■ Try it:
These entries are to be retyped in full, word for word.

■ Information given:
--------------------

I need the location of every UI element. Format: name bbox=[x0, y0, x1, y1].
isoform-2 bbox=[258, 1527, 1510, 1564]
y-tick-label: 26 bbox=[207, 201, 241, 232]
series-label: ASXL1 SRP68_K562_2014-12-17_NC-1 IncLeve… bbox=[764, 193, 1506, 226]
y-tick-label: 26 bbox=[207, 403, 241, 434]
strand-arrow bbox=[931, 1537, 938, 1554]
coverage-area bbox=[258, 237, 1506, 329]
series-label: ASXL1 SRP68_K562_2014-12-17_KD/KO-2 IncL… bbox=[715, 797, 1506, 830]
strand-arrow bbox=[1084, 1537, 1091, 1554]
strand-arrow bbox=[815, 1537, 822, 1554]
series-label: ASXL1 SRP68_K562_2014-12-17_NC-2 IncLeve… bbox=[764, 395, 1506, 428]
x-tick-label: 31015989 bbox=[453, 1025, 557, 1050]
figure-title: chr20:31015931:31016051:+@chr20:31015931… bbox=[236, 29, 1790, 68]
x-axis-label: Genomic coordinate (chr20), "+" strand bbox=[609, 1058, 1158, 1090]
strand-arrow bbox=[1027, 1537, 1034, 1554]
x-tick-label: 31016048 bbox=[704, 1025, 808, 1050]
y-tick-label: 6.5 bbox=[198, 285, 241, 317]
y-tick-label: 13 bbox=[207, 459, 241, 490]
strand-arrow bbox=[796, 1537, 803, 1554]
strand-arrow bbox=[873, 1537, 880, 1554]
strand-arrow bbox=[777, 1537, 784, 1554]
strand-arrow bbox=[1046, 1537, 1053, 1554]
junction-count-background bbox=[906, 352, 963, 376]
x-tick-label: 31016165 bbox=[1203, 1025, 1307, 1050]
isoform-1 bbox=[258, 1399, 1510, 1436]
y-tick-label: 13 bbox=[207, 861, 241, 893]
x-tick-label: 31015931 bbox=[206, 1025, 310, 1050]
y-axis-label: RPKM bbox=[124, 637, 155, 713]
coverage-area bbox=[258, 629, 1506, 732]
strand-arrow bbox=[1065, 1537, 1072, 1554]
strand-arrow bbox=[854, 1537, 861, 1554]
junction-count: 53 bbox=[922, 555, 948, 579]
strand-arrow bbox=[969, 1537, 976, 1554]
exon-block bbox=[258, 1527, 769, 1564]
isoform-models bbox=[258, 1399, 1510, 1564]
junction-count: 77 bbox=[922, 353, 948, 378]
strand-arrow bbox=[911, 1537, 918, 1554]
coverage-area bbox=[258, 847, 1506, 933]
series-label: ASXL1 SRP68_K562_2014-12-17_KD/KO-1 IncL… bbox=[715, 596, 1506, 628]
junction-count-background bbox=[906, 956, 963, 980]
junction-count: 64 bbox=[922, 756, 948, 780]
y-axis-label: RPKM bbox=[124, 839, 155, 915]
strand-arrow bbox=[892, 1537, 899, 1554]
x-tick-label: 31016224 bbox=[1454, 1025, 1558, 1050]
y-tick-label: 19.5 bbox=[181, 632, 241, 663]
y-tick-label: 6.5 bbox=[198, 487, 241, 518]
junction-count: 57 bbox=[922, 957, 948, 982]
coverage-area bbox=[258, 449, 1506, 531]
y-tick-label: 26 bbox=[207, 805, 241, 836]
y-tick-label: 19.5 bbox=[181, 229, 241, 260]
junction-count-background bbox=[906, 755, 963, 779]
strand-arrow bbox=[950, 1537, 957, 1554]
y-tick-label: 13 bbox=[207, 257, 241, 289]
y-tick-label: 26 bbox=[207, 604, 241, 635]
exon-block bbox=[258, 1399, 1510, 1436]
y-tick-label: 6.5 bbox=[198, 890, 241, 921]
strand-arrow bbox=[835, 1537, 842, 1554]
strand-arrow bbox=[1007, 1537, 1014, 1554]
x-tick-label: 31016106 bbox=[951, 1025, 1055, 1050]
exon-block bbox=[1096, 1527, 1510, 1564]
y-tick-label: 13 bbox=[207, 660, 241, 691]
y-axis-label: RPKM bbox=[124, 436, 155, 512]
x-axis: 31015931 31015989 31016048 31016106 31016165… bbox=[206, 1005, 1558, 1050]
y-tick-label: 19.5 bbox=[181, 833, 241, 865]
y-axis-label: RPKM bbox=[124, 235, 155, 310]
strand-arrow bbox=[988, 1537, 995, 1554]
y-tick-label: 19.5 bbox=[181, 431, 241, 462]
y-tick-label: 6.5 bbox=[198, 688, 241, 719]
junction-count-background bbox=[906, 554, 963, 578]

--------------------

■ Finished exercise:
I need the location of every UI element. Format: name bbox=[x0, y0, x1, y1].
isoform-2 bbox=[258, 1527, 1510, 1564]
y-tick-label: 26 bbox=[207, 201, 241, 232]
series-label: ASXL1 SRP68_K562_2014-12-17_NC-1 IncLeve… bbox=[764, 193, 1506, 226]
y-tick-label: 26 bbox=[207, 403, 241, 434]
strand-arrow bbox=[931, 1537, 938, 1554]
coverage-area bbox=[258, 237, 1506, 329]
series-label: ASXL1 SRP68_K562_2014-12-17_KD/KO-2 IncL… bbox=[715, 797, 1506, 830]
strand-arrow bbox=[1084, 1537, 1091, 1554]
strand-arrow bbox=[815, 1537, 822, 1554]
series-label: ASXL1 SRP68_K562_2014-12-17_NC-2 IncLeve… bbox=[764, 395, 1506, 428]
x-tick-label: 31015989 bbox=[453, 1025, 557, 1050]
figure-title: chr20:31015931:31016051:+@chr20:31015931… bbox=[236, 29, 1790, 68]
x-axis-label: Genomic coordinate (chr20), "+" strand bbox=[609, 1058, 1158, 1090]
strand-arrow bbox=[1027, 1537, 1034, 1554]
x-tick-label: 31016048 bbox=[704, 1025, 808, 1050]
y-tick-label: 6.5 bbox=[198, 285, 241, 317]
y-tick-label: 13 bbox=[207, 459, 241, 490]
strand-arrow bbox=[796, 1537, 803, 1554]
strand-arrow bbox=[873, 1537, 880, 1554]
strand-arrow bbox=[777, 1537, 784, 1554]
strand-arrow bbox=[1046, 1537, 1053, 1554]
junction-count-background bbox=[906, 352, 963, 376]
x-tick-label: 31016165 bbox=[1203, 1025, 1307, 1050]
isoform-1 bbox=[258, 1399, 1510, 1436]
y-tick-label: 13 bbox=[207, 861, 241, 893]
x-tick-label: 31015931 bbox=[206, 1025, 310, 1050]
y-axis-label: RPKM bbox=[124, 637, 155, 713]
coverage-area bbox=[258, 629, 1506, 732]
strand-arrow bbox=[1065, 1537, 1072, 1554]
strand-arrow bbox=[854, 1537, 861, 1554]
junction-count: 53 bbox=[922, 555, 948, 579]
strand-arrow bbox=[969, 1537, 976, 1554]
exon-block bbox=[258, 1527, 769, 1564]
isoform-models bbox=[258, 1399, 1510, 1564]
junction-count: 77 bbox=[922, 353, 948, 378]
strand-arrow bbox=[911, 1537, 918, 1554]
coverage-area bbox=[258, 847, 1506, 933]
series-label: ASXL1 SRP68_K562_2014-12-17_KD/KO-1 IncL… bbox=[715, 596, 1506, 628]
junction-count-background bbox=[906, 956, 963, 980]
junction-count: 64 bbox=[922, 756, 948, 780]
y-axis-label: RPKM bbox=[124, 839, 155, 915]
strand-arrow bbox=[892, 1537, 899, 1554]
x-tick-label: 31016224 bbox=[1454, 1025, 1558, 1050]
y-tick-label: 19.5 bbox=[181, 632, 241, 663]
y-tick-label: 6.5 bbox=[198, 487, 241, 518]
junction-count: 57 bbox=[922, 957, 948, 982]
coverage-area bbox=[258, 449, 1506, 531]
y-tick-label: 26 bbox=[207, 805, 241, 836]
y-tick-label: 19.5 bbox=[181, 229, 241, 260]
junction-count-background bbox=[906, 755, 963, 779]
strand-arrow bbox=[950, 1537, 957, 1554]
y-tick-label: 13 bbox=[207, 257, 241, 289]
y-tick-label: 26 bbox=[207, 604, 241, 635]
exon-block bbox=[258, 1399, 1510, 1436]
y-tick-label: 6.5 bbox=[198, 890, 241, 921]
strand-arrow bbox=[835, 1537, 842, 1554]
strand-arrow bbox=[1007, 1537, 1014, 1554]
x-tick-label: 31016106 bbox=[951, 1025, 1055, 1050]
exon-block bbox=[1096, 1527, 1510, 1564]
y-tick-label: 13 bbox=[207, 660, 241, 691]
y-axis-label: RPKM bbox=[124, 436, 155, 512]
x-axis: 31015931 31015989 31016048 31016106 31016165… bbox=[206, 1005, 1558, 1050]
y-tick-label: 19.5 bbox=[181, 833, 241, 865]
y-axis-label: RPKM bbox=[124, 235, 155, 310]
strand-arrow bbox=[988, 1537, 995, 1554]
y-tick-label: 19.5 bbox=[181, 431, 241, 462]
y-tick-label: 6.5 bbox=[198, 688, 241, 719]
junction-count-background bbox=[906, 554, 963, 578]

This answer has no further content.